Tâches à réaliser:
1 > Répondez aux questions suivantes d'après l'extrait sur la reprise des transports en Ile-de-France :
(a) À quelle date le déconfinement est-il prévu ?
(b) Combien de personnes prennent chaque jour les transports en commun en Ile-de-France en temps normal ?
(c) Quelle part du trafic la SNCF et la RATP proposent-elles le 11 mai ?
2 > Relevez dans l'extrait sur la reprise des transports en Ile-de-France le passage qui commence à « Comment imaginez-vous la » et se termine à « qu'à la normale. ».

Extrait:
Il faudra continuer à télétravailler «pendant encore des semaines» car les transports en commun ne pourront pas repartir à 100% au moment du déconfinement si l'on veut assurer la sécurité sanitaire des voyageurs, a notamment expliqué à l'AFP la présidente d'Ile-de-France Mobilités et de la région, Valérie Pécresse.
Comment imaginez-vous la reprise du trafic lors du déconfinement, le 11 mai ?
Valérie Pécresse : L'Ile-de-France a une particularité, c'est que nous avons 5 millions de personnes qui en temps normal utilisent les transports en commun tous les jours. On n'imagine pas que dès le 11 mai, les transports vont redémarrer à 100%. Et même s'ils redémarraient à 100%, on ne peut pas imaginer faire circuler les Franciliens dans les mêmes conditions qu'à la normale.
Il va falloir qu'on continue à télétravailler massivement, pendant encore des semaines après la fin du confinement. Parce qu'il faut éviter que l'on surutilise nos transports en commun, il faut qu'il y ait beaucoup moins que les 5 millions de passagers habituels.
La SNCF et la RATP proposent 50% du trafic le 11 mai. Je leur ai demandé de faire davantage sur les lignes les plus saturées. Je pense au RER A, au RER B, au RER D, au tramway 1, à la ligne 13 (du métro), à la ligne 1...

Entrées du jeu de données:
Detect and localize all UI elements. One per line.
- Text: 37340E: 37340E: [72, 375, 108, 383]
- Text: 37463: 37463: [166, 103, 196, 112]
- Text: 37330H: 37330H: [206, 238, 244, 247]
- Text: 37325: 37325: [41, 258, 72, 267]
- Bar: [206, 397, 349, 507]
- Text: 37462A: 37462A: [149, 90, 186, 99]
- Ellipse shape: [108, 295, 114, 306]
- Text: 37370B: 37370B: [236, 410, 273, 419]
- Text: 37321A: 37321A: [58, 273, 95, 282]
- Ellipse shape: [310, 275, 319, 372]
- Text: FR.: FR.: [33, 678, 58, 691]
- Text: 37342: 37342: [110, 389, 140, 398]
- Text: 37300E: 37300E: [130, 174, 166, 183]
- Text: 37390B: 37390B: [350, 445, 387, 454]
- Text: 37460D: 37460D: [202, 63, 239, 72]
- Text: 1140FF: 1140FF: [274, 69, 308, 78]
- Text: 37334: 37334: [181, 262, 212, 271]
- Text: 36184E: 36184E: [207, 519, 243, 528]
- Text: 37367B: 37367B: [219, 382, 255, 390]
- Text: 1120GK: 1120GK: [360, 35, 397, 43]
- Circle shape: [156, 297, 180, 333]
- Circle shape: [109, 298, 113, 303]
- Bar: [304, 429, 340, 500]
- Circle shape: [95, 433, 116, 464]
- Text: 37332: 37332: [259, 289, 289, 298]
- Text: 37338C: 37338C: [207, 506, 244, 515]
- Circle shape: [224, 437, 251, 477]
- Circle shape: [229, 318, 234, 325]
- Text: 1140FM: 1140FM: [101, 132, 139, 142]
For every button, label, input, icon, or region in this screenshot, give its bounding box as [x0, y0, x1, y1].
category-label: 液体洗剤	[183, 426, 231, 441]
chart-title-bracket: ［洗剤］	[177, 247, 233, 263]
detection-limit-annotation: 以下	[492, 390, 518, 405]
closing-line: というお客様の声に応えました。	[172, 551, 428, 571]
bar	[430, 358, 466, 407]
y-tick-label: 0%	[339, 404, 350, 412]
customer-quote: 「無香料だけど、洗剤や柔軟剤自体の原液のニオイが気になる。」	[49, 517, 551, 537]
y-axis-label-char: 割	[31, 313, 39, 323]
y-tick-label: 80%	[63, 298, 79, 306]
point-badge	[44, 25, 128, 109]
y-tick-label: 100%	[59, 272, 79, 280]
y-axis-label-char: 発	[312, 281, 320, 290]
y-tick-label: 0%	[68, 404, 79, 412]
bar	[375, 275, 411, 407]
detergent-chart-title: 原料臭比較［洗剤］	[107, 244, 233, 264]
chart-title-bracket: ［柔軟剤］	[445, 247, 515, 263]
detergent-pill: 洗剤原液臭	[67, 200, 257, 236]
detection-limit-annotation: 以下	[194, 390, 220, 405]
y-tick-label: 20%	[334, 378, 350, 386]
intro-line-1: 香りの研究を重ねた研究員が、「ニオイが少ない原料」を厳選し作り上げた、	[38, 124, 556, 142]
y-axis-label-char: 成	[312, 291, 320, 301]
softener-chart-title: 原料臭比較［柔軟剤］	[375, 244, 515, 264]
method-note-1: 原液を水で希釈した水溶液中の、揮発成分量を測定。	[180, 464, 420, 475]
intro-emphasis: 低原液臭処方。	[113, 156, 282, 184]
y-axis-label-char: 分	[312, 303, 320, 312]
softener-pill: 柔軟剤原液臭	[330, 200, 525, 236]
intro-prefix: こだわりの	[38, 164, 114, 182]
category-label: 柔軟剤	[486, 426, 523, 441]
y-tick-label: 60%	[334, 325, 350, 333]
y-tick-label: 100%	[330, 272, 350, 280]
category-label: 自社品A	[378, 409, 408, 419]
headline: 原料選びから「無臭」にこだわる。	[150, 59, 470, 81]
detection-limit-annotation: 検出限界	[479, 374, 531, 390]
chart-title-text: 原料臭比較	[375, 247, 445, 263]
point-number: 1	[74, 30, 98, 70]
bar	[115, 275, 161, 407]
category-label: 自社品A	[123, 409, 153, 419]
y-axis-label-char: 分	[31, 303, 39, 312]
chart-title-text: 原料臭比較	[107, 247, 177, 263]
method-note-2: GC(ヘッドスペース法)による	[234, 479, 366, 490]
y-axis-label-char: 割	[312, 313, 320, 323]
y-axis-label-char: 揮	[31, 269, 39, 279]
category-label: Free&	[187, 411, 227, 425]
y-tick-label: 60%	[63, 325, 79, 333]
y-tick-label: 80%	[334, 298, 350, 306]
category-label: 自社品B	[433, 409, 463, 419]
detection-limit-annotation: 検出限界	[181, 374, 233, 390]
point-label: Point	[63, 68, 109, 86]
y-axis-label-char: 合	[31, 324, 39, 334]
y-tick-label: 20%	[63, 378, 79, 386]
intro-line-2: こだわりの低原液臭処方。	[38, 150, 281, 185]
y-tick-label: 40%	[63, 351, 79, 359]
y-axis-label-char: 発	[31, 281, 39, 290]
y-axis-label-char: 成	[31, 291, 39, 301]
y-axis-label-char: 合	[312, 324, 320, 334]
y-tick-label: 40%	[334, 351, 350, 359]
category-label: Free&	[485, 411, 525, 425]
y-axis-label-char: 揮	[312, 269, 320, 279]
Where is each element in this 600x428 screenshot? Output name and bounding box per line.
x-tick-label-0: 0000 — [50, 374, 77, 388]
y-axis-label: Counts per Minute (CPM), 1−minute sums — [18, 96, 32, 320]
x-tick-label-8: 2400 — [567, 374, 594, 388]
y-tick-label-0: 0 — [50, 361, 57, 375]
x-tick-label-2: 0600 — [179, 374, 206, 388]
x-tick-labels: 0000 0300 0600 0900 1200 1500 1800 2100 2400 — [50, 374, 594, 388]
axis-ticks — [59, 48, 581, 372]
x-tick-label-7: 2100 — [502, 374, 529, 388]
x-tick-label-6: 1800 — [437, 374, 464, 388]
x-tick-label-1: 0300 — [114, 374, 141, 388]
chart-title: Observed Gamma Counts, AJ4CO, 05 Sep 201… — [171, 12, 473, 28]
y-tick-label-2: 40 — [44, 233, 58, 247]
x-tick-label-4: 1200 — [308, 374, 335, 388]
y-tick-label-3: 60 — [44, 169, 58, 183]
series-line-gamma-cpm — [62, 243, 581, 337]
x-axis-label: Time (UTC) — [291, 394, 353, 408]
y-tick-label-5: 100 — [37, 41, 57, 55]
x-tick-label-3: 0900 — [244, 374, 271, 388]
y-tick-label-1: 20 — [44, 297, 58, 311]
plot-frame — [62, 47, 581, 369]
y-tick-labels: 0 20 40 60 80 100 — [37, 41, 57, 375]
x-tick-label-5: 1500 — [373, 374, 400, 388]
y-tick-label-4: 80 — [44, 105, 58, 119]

Réponses par numéro:
1 >
(a) Le 11 mai.
(b) 5 millions de personnes.
(c) 50 % du trafic.

2 >
Comment imaginez-vous la reprise du trafic lors du déconfinement, le 11 mai ?
Valérie Pécresse : L'Ile-de-France a une particularité, c'est que nous avons 5 millions de personnes qui en temps normal utilisent les transports en commun tous les jours. On n'imagine pas que dès le 11 mai, les transports vont redémarrer à 100%. Et même s'ils redémarraient à 100%, on ne peut pas imaginer faire circuler les Franciliens dans les mêmes conditions qu'à la normale.